Stored entries
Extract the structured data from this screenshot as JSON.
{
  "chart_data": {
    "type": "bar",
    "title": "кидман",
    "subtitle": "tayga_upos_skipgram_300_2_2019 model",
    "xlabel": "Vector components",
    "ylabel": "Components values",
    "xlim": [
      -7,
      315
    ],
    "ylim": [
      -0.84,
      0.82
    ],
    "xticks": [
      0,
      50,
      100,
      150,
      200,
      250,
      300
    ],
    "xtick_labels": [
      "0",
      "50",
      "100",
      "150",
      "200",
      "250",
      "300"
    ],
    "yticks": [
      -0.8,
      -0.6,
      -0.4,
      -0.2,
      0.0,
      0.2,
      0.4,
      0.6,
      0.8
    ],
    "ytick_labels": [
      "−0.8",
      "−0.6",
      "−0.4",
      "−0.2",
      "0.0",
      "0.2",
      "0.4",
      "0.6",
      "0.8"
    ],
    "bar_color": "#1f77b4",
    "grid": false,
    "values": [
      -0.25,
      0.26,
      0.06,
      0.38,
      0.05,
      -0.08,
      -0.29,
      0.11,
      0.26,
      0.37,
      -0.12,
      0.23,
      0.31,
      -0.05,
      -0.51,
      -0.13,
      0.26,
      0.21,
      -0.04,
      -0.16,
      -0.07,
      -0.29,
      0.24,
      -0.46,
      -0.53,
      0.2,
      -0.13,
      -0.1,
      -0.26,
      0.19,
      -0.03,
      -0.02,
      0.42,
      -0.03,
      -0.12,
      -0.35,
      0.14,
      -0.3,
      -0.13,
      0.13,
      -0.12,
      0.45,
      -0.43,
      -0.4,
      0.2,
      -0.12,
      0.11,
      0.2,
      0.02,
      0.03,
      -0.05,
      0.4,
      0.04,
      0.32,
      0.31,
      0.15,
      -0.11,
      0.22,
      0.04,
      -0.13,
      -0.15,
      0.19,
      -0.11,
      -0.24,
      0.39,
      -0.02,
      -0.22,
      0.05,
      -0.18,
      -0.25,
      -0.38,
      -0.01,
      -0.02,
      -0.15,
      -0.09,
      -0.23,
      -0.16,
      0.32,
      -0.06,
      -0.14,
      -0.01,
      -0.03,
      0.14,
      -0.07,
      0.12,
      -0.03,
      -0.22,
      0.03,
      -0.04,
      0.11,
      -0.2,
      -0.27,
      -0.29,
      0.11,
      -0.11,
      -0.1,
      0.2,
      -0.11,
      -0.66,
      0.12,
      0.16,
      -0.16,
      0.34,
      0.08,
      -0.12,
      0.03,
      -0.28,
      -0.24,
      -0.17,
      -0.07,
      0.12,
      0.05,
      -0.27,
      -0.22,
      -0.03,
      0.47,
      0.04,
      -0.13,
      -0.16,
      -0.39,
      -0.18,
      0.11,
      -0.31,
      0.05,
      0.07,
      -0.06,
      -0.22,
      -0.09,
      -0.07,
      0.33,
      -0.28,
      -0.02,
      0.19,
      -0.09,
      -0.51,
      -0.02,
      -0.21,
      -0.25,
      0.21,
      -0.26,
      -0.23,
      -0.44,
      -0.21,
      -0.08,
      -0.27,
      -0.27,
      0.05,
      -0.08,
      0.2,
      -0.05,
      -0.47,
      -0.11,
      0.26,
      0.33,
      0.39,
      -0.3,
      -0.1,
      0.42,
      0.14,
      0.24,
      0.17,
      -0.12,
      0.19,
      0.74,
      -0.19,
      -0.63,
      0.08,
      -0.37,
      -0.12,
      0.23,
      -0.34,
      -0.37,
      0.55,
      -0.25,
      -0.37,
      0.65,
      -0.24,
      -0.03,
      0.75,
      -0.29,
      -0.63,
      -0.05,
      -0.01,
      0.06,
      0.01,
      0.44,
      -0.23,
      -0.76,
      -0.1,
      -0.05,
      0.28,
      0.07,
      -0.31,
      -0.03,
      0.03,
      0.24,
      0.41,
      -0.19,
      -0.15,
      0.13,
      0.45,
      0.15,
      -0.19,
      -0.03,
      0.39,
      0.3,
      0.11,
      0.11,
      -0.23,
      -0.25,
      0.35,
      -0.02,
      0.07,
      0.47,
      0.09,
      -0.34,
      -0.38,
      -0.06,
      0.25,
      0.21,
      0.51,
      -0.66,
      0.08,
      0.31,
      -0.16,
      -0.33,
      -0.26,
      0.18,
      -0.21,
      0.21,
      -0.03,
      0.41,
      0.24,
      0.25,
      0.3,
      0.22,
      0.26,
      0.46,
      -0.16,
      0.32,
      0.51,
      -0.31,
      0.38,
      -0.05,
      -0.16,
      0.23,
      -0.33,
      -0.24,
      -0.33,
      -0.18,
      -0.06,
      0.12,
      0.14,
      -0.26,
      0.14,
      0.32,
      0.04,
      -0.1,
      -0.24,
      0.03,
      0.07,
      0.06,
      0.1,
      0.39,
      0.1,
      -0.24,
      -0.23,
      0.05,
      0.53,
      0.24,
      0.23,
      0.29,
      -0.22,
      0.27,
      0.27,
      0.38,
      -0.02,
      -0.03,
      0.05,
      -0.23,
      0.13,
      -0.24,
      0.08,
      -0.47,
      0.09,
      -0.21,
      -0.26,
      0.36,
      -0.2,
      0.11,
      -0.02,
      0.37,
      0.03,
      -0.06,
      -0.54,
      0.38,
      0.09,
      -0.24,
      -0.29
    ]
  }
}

**Instruction:**
Write the listing out again, exactly as it reads.

**Completed exercise:**
Extract the structured data from this screenshot as JSON.
{
  "chart_data": {
    "type": "bar",
    "title": "кидман",
    "subtitle": "tayga_upos_skipgram_300_2_2019 model",
    "xlabel": "Vector components",
    "ylabel": "Components values",
    "xlim": [
      -7,
      315
    ],
    "ylim": [
      -0.84,
      0.82
    ],
    "xticks": [
      0,
      50,
      100,
      150,
      200,
      250,
      300
    ],
    "xtick_labels": [
      "0",
      "50",
      "100",
      "150",
      "200",
      "250",
      "300"
    ],
    "yticks": [
      -0.8,
      -0.6,
      -0.4,
      -0.2,
      0.0,
      0.2,
      0.4,
      0.6,
      0.8
    ],
    "ytick_labels": [
      "−0.8",
      "−0.6",
      "−0.4",
      "−0.2",
      "0.0",
      "0.2",
      "0.4",
      "0.6",
      "0.8"
    ],
    "bar_color": "#1f77b4",
    "grid": false,
    "values": [
      -0.25,
      0.26,
      0.06,
      0.38,
      0.05,
      -0.08,
      -0.29,
      0.11,
      0.26,
      0.37,
      -0.12,
      0.23,
      0.31,
      -0.05,
      -0.51,
      -0.13,
      0.26,
      0.21,
      -0.04,
      -0.16,
      -0.07,
      -0.29,
      0.24,
      -0.46,
      -0.53,
      0.2,
      -0.13,
      -0.1,
      -0.26,
      0.19,
      -0.03,
      -0.02,
      0.42,
      -0.03,
      -0.12,
      -0.35,
      0.14,
      -0.3,
      -0.13,
      0.13,
      -0.12,
      0.45,
      -0.43,
      -0.4,
      0.2,
      -0.12,
      0.11,
      0.2,
      0.02,
      0.03,
      -0.05,
      0.4,
      0.04,
      0.32,
      0.31,
      0.15,
      -0.11,
      0.22,
      0.04,
      -0.13,
      -0.15,
      0.19,
      -0.11,
      -0.24,
      0.39,
      -0.02,
      -0.22,
      0.05,
      -0.18,
      -0.25,
      -0.38,
      -0.01,
      -0.02,
      -0.15,
      -0.09,
      -0.23,
      -0.16,
      0.32,
      -0.06,
      -0.14,
      -0.01,
      -0.03,
      0.14,
      -0.07,
      0.12,
      -0.03,
      -0.22,
      0.03,
      -0.04,
      0.11,
      -0.2,
      -0.27,
      -0.29,
      0.11,
      -0.11,
      -0.1,
      0.2,
      -0.11,
      -0.66,
      0.12,
      0.16,
      -0.16,
      0.34,
      0.08,
      -0.12,
      0.03,
      -0.28,
      -0.24,
      -0.17,
      -0.07,
      0.12,
      0.05,
      -0.27,
      -0.22,
      -0.03,
      0.47,
      0.04,
      -0.13,
      -0.16,
      -0.39,
      -0.18,
      0.11,
      -0.31,
      0.05,
      0.07,
      -0.06,
      -0.22,
      -0.09,
      -0.07,
      0.33,
      -0.28,
      -0.02,
      0.19,
      -0.09,
      -0.51,
      -0.02,
      -0.21,
      -0.25,
      0.21,
      -0.26,
      -0.23,
      -0.44,
      -0.21,
      -0.08,
      -0.27,
      -0.27,
      0.05,
      -0.08,
      0.2,
      -0.05,
      -0.47,
      -0.11,
      0.26,
      0.33,
      0.39,
      -0.3,
      -0.1,
      0.42,
      0.14,
      0.24,
      0.17,
      -0.12,
      0.19,
      0.74,
      -0.19,
      -0.63,
      0.08,
      -0.37,
      -0.12,
      0.23,
      -0.34,
      -0.37,
      0.55,
      -0.25,
      -0.37,
      0.65,
      -0.24,
      -0.03,
      0.75,
      -0.29,
      -0.63,
      -0.05,
      -0.01,
      0.06,
      0.01,
      0.44,
      -0.23,
      -0.76,
      -0.1,
      -0.05,
      0.28,
      0.07,
      -0.31,
      -0.03,
      0.03,
      0.24,
      0.41,
      -0.19,
      -0.15,
      0.13,
      0.45,
      0.15,
      -0.19,
      -0.03,
      0.39,
      0.3,
      0.11,
      0.11,
      -0.23,
      -0.25,
      0.35,
      -0.02,
      0.07,
      0.47,
      0.09,
      -0.34,
      -0.38,
      -0.06,
      0.25,
      0.21,
      0.51,
      -0.66,
      0.08,
      0.31,
      -0.16,
      -0.33,
      -0.26,
      0.18,
      -0.21,
      0.21,
      -0.03,
      0.41,
      0.24,
      0.25,
      0.3,
      0.22,
      0.26,
      0.46,
      -0.16,
      0.32,
      0.51,
      -0.31,
      0.38,
      -0.05,
      -0.16,
      0.23,
      -0.33,
      -0.24,
      -0.33,
      -0.18,
      -0.06,
      0.12,
      0.14,
      -0.26,
      0.14,
      0.32,
      0.04,
      -0.1,
      -0.24,
      0.03,
      0.07,
      0.06,
      0.1,
      0.39,
      0.1,
      -0.24,
      -0.23,
      0.05,
      0.53,
      0.24,
      0.23,
      0.29,
      -0.22,
      0.27,
      0.27,
      0.38,
      -0.02,
      -0.03,
      0.05,
      -0.23,
      0.13,
      -0.24,
      0.08,
      -0.47,
      0.09,
      -0.21,
      -0.26,
      0.36,
      -0.2,
      0.11,
      -0.02,
      0.37,
      0.03,
      -0.06,
      -0.54,
      0.38,
      0.09,
      -0.24,
      -0.29
    ]
  }
}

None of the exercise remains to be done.